● WHAT THE EXERCISE ASKS
Copy every one of the records below word for word, line by line, and leave out the pictures.

● RECORDED DATA
+ + +
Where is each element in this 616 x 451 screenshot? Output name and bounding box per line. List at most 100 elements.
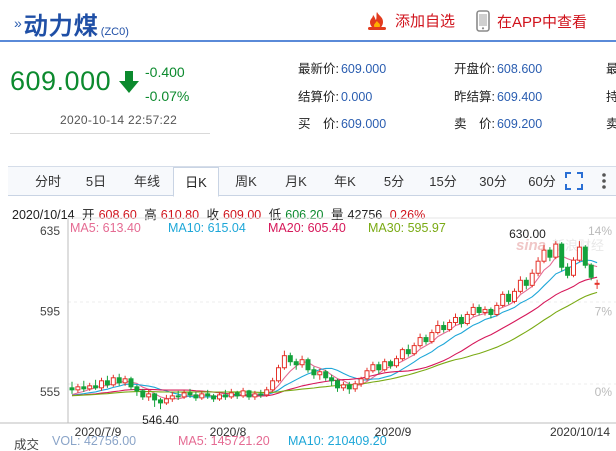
ma20-label: MA20: 605.40 — [268, 221, 346, 235]
open-in-app-label: 在APP中查看 — [497, 13, 588, 31]
down-arrow-icon — [119, 71, 139, 93]
candle — [317, 368, 323, 380]
candle — [500, 291, 506, 308]
candle-body — [352, 383, 358, 390]
candle — [364, 367, 370, 381]
page-title: 动力煤 — [23, 13, 99, 40]
y-tick-label-right: 7% — [595, 304, 613, 318]
candle — [358, 376, 364, 387]
candle-body — [464, 313, 470, 325]
candle-body — [311, 369, 317, 376]
tab-intraday[interactable]: 分时 — [34, 174, 61, 189]
y-tick-label: 595 — [40, 304, 60, 318]
candle-body — [276, 367, 281, 382]
candle — [240, 387, 246, 398]
tab-15min[interactable]: 15分 — [429, 174, 457, 189]
candle-body — [500, 293, 506, 306]
candle — [523, 277, 529, 290]
candle-body — [447, 322, 453, 331]
tab-5min[interactable]: 5分 — [383, 174, 405, 189]
field-value: 608.600 — [496, 62, 543, 76]
candle-body — [134, 386, 140, 392]
candle — [199, 390, 205, 400]
tab-60min[interactable]: 60分 — [528, 174, 556, 189]
candle-body — [69, 387, 75, 391]
candle — [588, 263, 594, 281]
candle — [211, 393, 217, 402]
candle — [246, 389, 252, 400]
more-options-icon[interactable] — [598, 171, 610, 191]
field-value: 609.400 — [496, 90, 543, 104]
candle-body — [576, 246, 582, 261]
candle-body — [470, 306, 476, 315]
candle-body — [175, 395, 181, 398]
candle-body — [405, 349, 411, 355]
candle-body — [553, 243, 559, 258]
candle — [187, 388, 193, 398]
field-bid: 买 价: 609.000 — [298, 113, 386, 132]
divider — [10, 133, 210, 134]
candle — [470, 303, 476, 317]
info-date: 2020/10/14 — [12, 208, 75, 222]
ma20-line — [71, 276, 598, 397]
candle-body — [423, 337, 429, 343]
fullscreen-icon[interactable] — [564, 171, 584, 191]
candle — [122, 375, 128, 386]
candle — [582, 245, 588, 269]
candle-body — [81, 386, 87, 390]
candle-body — [376, 364, 382, 371]
candle-body — [299, 359, 305, 366]
candle-body — [287, 355, 293, 363]
tab-monthly-k[interactable]: 月K — [285, 174, 307, 189]
candle-body — [429, 332, 435, 343]
candle — [329, 374, 335, 386]
open-in-app-button[interactable]: 在APP中查看 — [476, 10, 587, 32]
candle — [405, 344, 411, 357]
candle — [163, 394, 169, 405]
candle — [158, 397, 163, 410]
y-tick-label: 635 — [40, 224, 60, 238]
candle-body — [482, 308, 488, 313]
title-group: » 动力煤 (ZC0) — [14, 6, 129, 41]
candle — [217, 391, 222, 401]
candle — [512, 288, 517, 304]
candle — [494, 302, 500, 317]
candle — [553, 241, 559, 260]
tab-yearly-k[interactable]: 年K — [334, 174, 356, 189]
candle — [258, 389, 264, 398]
candle-body — [594, 282, 600, 285]
candle-body — [281, 355, 287, 369]
add-watchlist-button[interactable]: 添加自选 — [366, 10, 455, 31]
x-tick-label: 2020/8 — [210, 425, 247, 439]
candle — [110, 374, 116, 387]
tab-30min[interactable]: 30分 — [479, 174, 507, 189]
candle-body — [364, 370, 370, 380]
candle — [447, 319, 453, 332]
candle-body — [441, 325, 447, 331]
double-chevron-icon: » — [14, 15, 22, 31]
candle — [488, 307, 494, 319]
candle — [388, 359, 394, 369]
candle-body — [435, 325, 441, 334]
candle — [594, 279, 600, 289]
tab-year-line[interactable]: 年线 — [133, 174, 160, 189]
candle — [104, 375, 110, 388]
candle-body — [488, 308, 494, 315]
field-label: 买 价: — [298, 117, 339, 131]
field-cut-2: 持 — [606, 90, 616, 104]
x-tick-label: 2020/7/9 — [75, 425, 122, 439]
candle — [128, 376, 134, 390]
candle-body — [565, 266, 571, 276]
candle-body — [323, 371, 329, 379]
volume-ma5: MA5: 145721.20 — [178, 434, 270, 448]
tab-weekly-k[interactable]: 周K — [235, 174, 257, 189]
candle-body — [453, 316, 458, 324]
candle — [535, 257, 541, 277]
candle-body — [99, 380, 104, 389]
candle — [205, 389, 211, 399]
price-change: -0.400 — [145, 64, 185, 80]
candle — [411, 342, 417, 356]
tab-daily-k[interactable]: 日K — [173, 167, 219, 197]
tab-5day[interactable]: 5日 — [85, 174, 107, 189]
+ + +
● ANSWER TO THIS EXERCISE
Where is each element in this 616 x 451 screenshot? Output name and bounding box per line. List at most 100 elements.
ma20-label: MA20: 605.40 — [268, 221, 346, 235]
open-in-app-label: 在APP中查看 — [497, 13, 588, 31]
down-arrow-icon — [119, 71, 139, 93]
candle — [317, 368, 323, 380]
candle — [500, 291, 506, 308]
candle-body — [352, 383, 358, 390]
candle — [364, 367, 370, 381]
page-title: 动力煤 — [23, 13, 99, 40]
y-tick-label-right: 7% — [595, 304, 613, 318]
candle — [358, 376, 364, 387]
candle-body — [464, 313, 470, 325]
candle-body — [311, 369, 317, 376]
tab-intraday[interactable]: 分时 — [34, 174, 61, 189]
y-tick-label: 595 — [40, 304, 60, 318]
candle-body — [276, 367, 281, 382]
candle — [240, 387, 246, 398]
tab-15min[interactable]: 15分 — [429, 174, 457, 189]
candle-body — [500, 293, 506, 306]
candle — [523, 277, 529, 290]
candle-body — [447, 322, 453, 331]
tab-5min[interactable]: 5分 — [383, 174, 405, 189]
field-value: 608.600 — [496, 62, 543, 76]
candle-body — [134, 386, 140, 392]
candle — [199, 390, 205, 400]
tab-60min[interactable]: 60分 — [528, 174, 556, 189]
candle-body — [69, 387, 75, 391]
candle — [588, 263, 594, 281]
candle — [211, 393, 217, 402]
candle — [246, 389, 252, 400]
more-options-icon[interactable] — [598, 171, 610, 191]
field-value: 609.400 — [496, 90, 543, 104]
candle-body — [576, 246, 582, 261]
candle-body — [470, 306, 476, 315]
candle-body — [175, 395, 181, 398]
candle-body — [405, 349, 411, 355]
candle-body — [553, 243, 559, 258]
candle — [187, 388, 193, 398]
field-bid: 买 价: 609.000 — [298, 113, 386, 132]
divider — [10, 133, 210, 134]
candle — [470, 303, 476, 317]
info-date: 2020/10/14 — [12, 208, 75, 222]
ma20-line — [71, 276, 598, 397]
candle-body — [423, 337, 429, 343]
fullscreen-icon[interactable] — [564, 171, 584, 191]
candle — [122, 375, 128, 386]
candle — [582, 245, 588, 269]
candle-body — [81, 386, 87, 390]
candle-body — [376, 364, 382, 371]
candle-body — [299, 359, 305, 366]
candle-body — [287, 355, 293, 363]
tab-monthly-k[interactable]: 月K — [285, 174, 307, 189]
candle-body — [429, 332, 435, 343]
candle — [329, 374, 335, 386]
open-in-app-button[interactable]: 在APP中查看 — [476, 10, 587, 32]
candle — [405, 344, 411, 357]
candle — [163, 394, 169, 405]
candle — [158, 397, 163, 410]
y-tick-label: 635 — [40, 224, 60, 238]
candle-body — [482, 308, 488, 313]
title-group: » 动力煤 (ZC0) — [14, 6, 129, 41]
candle — [217, 391, 222, 401]
candle — [512, 288, 517, 304]
candle — [494, 302, 500, 317]
candle — [553, 241, 559, 260]
tab-yearly-k[interactable]: 年K — [334, 174, 356, 189]
candle — [258, 389, 264, 398]
candle-body — [594, 282, 600, 285]
candle-body — [281, 355, 287, 369]
add-watchlist-button[interactable]: 添加自选 — [366, 10, 455, 31]
x-tick-label: 2020/8 — [210, 425, 247, 439]
candle — [110, 374, 116, 387]
tab-30min[interactable]: 30分 — [479, 174, 507, 189]
candle-body — [364, 370, 370, 380]
candle — [447, 319, 453, 332]
candle-body — [441, 325, 447, 331]
double-chevron-icon: » — [14, 15, 22, 31]
candle — [488, 307, 494, 319]
candle — [388, 359, 394, 369]
candle-body — [435, 325, 441, 334]
candle — [594, 279, 600, 289]
tab-year-line[interactable]: 年线 — [133, 174, 160, 189]
candle — [104, 375, 110, 388]
candle-body — [488, 308, 494, 315]
field-label: 买 价: — [298, 117, 339, 131]
field-cut-2: 持 — [606, 90, 616, 104]
x-tick-label: 2020/7/9 — [75, 425, 122, 439]
candle — [128, 376, 134, 390]
candle-body — [565, 266, 571, 276]
candle-body — [323, 371, 329, 379]
volume-ma5: MA5: 145721.20 — [178, 434, 270, 448]
tab-weekly-k[interactable]: 周K — [235, 174, 257, 189]
candle-body — [453, 316, 458, 324]
candle — [535, 257, 541, 277]
candle-body — [99, 380, 104, 389]
candle — [205, 389, 211, 399]
price-change: -0.400 — [145, 64, 185, 80]
candle — [411, 342, 417, 356]
tab-daily-k[interactable]: 日K — [173, 167, 219, 197]
tab-5day[interactable]: 5日 — [85, 174, 107, 189]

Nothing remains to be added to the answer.